Instruction: Your answer should be a single number: the count of lines in the material below that hold "from".
====
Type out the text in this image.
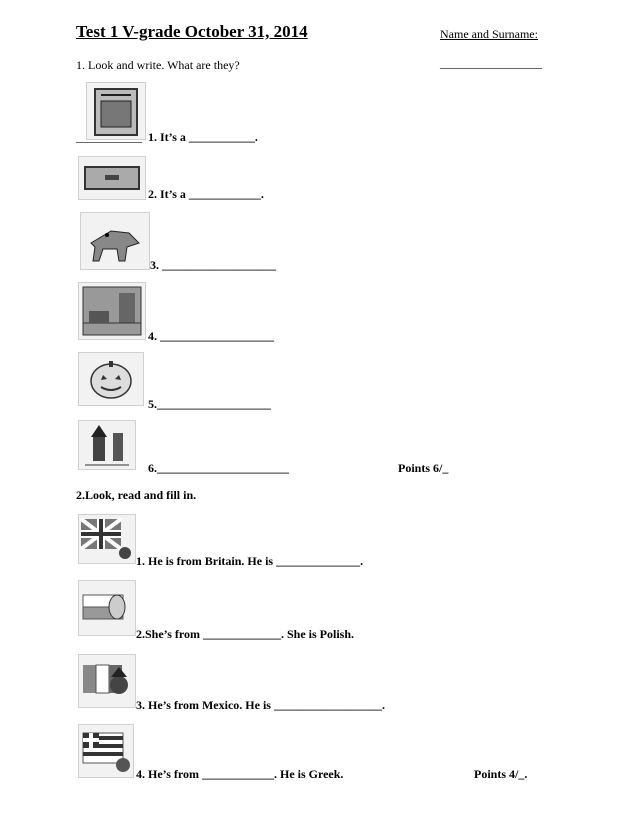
Test 1 V-grade October 31, 2014	Name and Surname:
_________________
1. Look and write. What are they?
___________ 1. It’s a ___________.
2. It’s a ____________.
3. ___________________
4. ___________________
5.___________________
6.______________________	Points 6/_
2.Look, read and fill in.
1. He is from Britain. He is ______________.
2.She’s from _____________. She is Polish.
3. He’s from Mexico. He is __________________.
4. He’s from ____________. He is Greek.	Points 4/_.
====
Problem solution: 4